Records that describe figures –

* * *

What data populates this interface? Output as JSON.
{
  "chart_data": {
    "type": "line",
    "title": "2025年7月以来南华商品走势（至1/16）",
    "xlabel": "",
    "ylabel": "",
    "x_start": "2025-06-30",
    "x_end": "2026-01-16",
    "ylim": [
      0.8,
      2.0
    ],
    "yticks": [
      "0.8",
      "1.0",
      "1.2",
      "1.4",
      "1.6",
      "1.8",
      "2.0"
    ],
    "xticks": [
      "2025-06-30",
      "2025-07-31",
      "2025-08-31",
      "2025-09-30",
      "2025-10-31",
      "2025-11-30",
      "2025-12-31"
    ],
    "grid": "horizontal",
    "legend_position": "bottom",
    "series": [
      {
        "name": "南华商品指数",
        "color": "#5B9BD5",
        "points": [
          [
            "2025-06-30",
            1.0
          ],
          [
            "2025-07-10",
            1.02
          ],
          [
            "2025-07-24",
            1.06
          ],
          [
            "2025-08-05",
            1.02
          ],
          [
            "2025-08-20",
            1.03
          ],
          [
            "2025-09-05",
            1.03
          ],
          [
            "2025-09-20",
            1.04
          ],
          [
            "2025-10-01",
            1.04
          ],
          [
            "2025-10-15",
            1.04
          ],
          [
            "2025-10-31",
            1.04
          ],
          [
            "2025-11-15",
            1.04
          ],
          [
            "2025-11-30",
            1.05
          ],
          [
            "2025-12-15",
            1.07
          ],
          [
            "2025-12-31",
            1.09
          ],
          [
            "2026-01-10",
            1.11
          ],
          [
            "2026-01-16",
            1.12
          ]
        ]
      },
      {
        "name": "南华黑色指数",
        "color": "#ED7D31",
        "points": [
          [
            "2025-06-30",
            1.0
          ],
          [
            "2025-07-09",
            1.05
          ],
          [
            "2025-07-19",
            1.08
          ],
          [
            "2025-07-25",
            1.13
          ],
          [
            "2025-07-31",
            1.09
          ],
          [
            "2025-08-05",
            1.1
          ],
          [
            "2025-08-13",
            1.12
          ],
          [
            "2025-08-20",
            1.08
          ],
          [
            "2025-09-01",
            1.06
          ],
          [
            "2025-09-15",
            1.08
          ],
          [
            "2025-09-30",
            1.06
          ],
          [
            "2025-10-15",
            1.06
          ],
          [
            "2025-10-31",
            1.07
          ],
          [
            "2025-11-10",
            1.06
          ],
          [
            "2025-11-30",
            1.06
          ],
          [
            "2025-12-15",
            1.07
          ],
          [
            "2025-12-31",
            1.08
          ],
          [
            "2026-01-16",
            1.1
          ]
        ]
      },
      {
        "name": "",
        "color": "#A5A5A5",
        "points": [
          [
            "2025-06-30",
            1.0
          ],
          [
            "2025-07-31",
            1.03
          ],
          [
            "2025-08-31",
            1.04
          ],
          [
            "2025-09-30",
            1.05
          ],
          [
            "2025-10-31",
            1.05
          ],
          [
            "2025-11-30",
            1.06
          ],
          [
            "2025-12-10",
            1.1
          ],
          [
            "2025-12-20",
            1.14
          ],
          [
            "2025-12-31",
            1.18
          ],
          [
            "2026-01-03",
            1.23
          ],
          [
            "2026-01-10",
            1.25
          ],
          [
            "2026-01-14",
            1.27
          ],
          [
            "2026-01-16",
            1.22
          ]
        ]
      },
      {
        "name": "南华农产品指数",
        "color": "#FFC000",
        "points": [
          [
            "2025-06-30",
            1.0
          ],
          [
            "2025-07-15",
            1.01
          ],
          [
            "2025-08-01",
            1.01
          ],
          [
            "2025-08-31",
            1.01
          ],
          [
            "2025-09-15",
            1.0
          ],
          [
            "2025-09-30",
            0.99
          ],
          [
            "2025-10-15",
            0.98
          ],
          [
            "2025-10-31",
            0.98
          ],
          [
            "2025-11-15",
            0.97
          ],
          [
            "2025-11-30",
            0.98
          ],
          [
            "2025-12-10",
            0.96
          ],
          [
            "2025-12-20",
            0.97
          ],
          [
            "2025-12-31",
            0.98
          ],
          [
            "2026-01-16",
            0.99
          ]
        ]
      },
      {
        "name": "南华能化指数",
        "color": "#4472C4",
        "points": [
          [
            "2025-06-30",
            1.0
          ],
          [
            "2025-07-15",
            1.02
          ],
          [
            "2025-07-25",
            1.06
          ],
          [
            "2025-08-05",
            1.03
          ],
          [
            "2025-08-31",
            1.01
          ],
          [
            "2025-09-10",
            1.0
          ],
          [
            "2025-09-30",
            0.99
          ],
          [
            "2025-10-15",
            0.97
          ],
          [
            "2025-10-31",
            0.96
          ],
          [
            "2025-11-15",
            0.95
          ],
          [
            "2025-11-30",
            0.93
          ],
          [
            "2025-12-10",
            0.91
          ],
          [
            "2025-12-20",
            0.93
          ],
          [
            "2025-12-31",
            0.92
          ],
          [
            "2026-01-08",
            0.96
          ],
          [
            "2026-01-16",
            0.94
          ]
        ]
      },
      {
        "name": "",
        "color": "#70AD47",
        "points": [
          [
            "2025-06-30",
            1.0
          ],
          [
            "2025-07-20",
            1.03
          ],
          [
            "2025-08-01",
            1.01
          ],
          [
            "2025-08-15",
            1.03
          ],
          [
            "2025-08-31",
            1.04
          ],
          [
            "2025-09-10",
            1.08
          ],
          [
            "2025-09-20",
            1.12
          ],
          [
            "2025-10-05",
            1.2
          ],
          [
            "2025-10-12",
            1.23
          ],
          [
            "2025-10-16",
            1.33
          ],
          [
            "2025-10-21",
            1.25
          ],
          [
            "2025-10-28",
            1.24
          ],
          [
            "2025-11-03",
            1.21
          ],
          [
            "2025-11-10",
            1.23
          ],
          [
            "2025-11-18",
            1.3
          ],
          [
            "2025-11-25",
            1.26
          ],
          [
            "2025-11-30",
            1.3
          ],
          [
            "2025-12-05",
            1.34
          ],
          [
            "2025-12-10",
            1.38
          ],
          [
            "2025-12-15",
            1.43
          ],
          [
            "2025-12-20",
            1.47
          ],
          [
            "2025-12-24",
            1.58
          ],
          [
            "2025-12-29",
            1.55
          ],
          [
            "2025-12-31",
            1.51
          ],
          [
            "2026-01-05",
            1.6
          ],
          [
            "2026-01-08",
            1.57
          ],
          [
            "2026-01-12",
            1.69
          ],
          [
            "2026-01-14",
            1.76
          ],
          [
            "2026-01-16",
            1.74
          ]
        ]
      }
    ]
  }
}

* * *

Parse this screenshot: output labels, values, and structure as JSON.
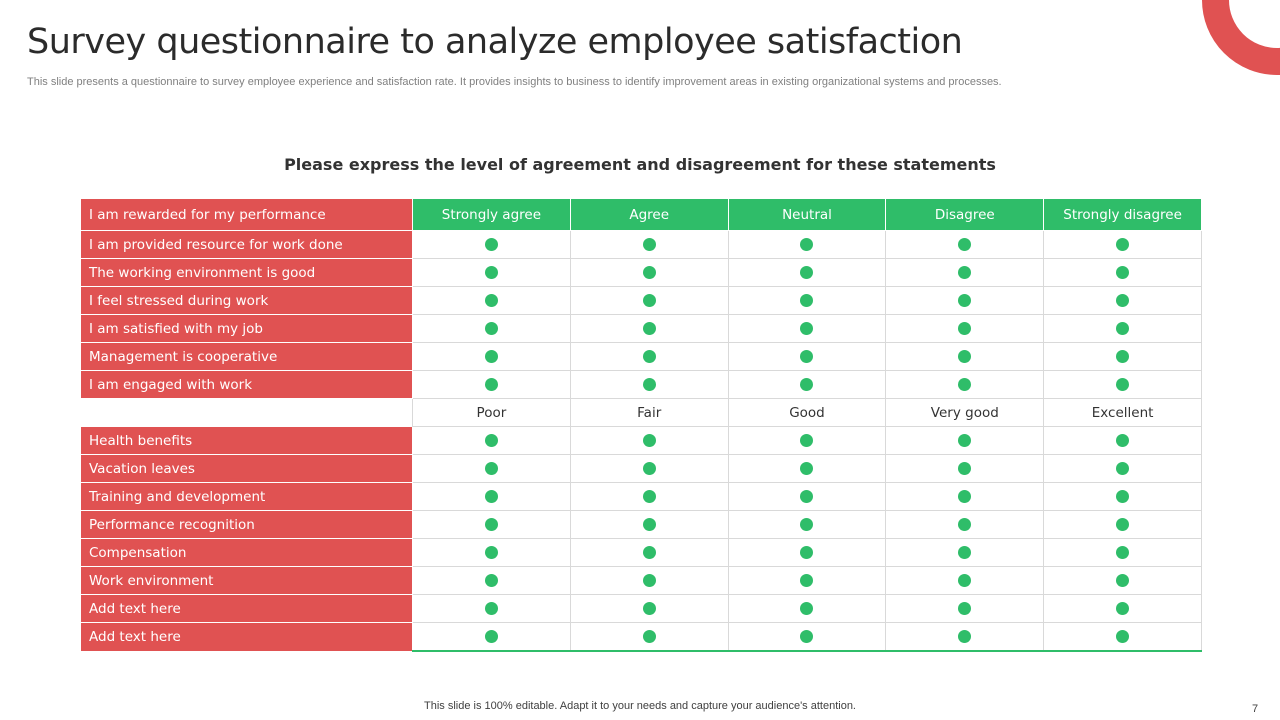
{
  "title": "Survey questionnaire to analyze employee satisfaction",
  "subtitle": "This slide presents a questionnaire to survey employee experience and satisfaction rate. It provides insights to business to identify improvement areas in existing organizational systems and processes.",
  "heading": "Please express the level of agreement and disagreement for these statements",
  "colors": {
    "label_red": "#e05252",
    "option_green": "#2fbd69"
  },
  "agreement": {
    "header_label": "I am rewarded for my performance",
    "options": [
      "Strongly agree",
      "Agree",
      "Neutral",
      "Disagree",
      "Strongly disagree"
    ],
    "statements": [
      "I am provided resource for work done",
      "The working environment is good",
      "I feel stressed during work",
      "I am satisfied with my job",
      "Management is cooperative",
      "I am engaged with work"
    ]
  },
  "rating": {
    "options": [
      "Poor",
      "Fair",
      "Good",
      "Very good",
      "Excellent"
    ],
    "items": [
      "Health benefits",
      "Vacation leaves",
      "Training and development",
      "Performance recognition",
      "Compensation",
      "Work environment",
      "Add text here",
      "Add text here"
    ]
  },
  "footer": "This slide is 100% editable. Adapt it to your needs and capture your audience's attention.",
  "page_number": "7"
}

* * *

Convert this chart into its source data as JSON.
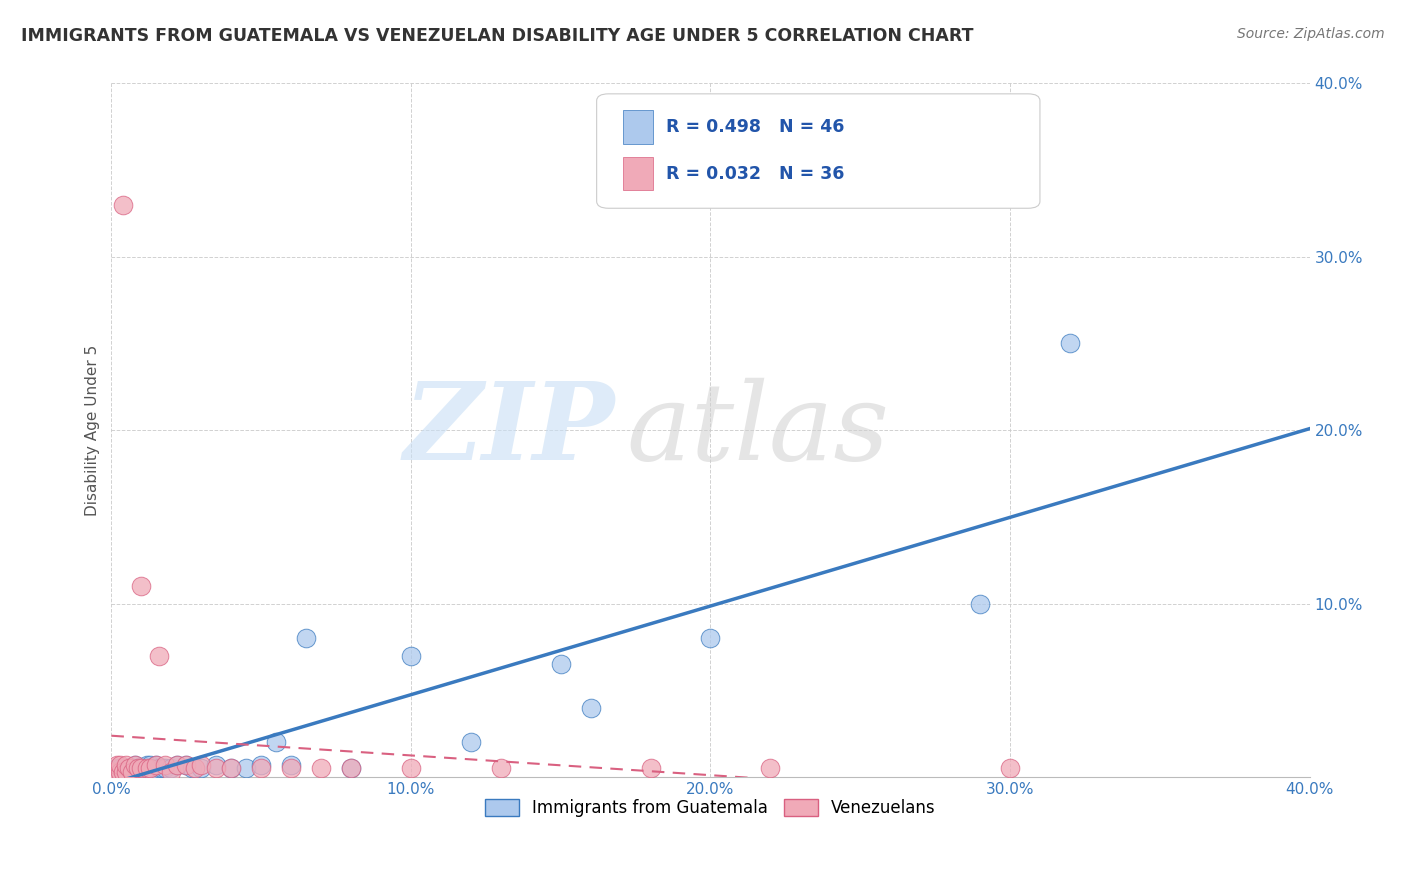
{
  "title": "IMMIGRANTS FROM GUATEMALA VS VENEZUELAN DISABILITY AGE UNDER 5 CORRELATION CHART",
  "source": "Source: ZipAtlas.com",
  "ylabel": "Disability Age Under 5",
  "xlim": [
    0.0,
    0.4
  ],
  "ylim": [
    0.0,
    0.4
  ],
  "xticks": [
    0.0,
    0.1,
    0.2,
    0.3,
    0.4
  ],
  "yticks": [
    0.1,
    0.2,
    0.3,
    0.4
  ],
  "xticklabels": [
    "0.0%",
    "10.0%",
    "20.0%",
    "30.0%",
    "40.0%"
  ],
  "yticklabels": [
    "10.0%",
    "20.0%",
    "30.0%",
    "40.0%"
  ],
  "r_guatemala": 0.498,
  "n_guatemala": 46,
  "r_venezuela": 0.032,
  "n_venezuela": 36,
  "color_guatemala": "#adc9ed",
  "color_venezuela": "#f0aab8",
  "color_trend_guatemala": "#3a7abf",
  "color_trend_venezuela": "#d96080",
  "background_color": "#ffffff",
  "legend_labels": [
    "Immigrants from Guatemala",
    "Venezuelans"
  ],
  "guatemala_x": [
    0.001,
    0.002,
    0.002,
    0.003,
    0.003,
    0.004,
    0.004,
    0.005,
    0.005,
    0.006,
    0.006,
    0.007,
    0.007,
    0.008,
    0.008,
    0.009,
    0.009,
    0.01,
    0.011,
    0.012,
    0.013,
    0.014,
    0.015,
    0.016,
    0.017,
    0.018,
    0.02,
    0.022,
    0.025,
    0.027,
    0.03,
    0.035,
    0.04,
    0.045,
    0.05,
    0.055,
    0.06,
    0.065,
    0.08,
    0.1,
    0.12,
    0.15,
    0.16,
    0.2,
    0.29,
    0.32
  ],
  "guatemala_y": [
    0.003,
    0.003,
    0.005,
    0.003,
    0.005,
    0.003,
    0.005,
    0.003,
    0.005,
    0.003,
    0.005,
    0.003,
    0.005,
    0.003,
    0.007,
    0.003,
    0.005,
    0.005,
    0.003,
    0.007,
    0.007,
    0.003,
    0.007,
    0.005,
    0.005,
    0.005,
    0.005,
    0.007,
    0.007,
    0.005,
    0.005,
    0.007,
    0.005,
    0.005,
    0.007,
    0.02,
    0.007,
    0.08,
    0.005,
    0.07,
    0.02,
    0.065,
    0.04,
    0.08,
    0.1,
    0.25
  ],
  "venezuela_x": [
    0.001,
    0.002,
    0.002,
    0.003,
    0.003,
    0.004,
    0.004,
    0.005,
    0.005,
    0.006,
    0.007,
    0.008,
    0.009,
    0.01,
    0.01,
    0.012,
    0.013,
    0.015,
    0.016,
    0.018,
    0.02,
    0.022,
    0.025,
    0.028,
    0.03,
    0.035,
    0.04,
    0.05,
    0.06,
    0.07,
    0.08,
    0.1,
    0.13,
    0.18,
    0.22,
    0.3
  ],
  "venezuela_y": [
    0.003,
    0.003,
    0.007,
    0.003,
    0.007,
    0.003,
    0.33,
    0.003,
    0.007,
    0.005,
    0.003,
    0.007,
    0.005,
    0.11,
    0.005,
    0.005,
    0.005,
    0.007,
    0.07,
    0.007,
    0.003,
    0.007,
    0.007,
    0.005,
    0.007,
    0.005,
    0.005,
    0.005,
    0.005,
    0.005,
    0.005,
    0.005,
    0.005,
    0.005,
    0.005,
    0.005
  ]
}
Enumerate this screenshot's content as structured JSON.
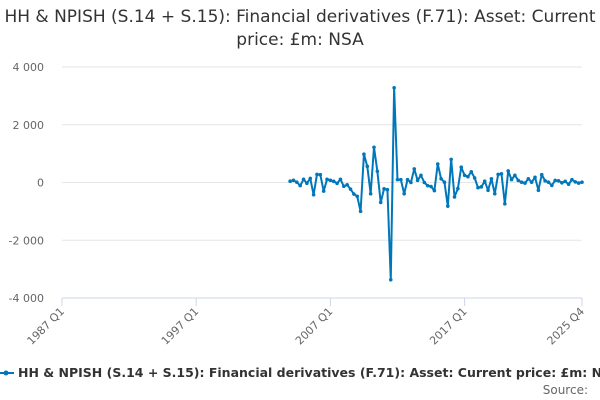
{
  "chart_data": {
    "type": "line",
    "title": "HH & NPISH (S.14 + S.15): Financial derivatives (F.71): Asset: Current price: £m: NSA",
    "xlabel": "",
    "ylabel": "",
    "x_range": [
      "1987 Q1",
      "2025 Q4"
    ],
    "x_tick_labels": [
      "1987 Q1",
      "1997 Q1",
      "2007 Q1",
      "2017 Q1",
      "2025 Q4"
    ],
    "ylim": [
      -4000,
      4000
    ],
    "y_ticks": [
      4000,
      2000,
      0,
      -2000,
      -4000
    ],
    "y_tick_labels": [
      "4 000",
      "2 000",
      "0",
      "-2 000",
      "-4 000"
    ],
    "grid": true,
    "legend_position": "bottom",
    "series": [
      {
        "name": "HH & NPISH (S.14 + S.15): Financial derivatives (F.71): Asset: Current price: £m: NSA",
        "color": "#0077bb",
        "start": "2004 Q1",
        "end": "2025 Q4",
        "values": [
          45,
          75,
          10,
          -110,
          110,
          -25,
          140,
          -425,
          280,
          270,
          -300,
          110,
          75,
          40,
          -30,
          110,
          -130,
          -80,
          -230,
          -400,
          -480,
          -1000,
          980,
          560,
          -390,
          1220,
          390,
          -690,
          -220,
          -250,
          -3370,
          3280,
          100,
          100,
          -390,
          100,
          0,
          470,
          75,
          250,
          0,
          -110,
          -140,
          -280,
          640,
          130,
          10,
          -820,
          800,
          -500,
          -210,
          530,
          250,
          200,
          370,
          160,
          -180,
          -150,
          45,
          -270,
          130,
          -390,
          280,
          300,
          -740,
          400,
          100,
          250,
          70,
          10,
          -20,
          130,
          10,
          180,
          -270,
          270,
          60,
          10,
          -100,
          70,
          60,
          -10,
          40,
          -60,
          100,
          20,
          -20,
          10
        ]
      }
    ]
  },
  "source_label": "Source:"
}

* * *

What to produce – Return every line from the records above that holds the word "NPISH".

The reply –
    "title": "HH & NPISH (S.14 + S.15): Financial derivatives (F.71): Asset: Current price: £m: NSA",
        "name": "HH & NPISH (S.14 + S.15): Financial derivatives (F.71): Asset: Current price: £m: NSA",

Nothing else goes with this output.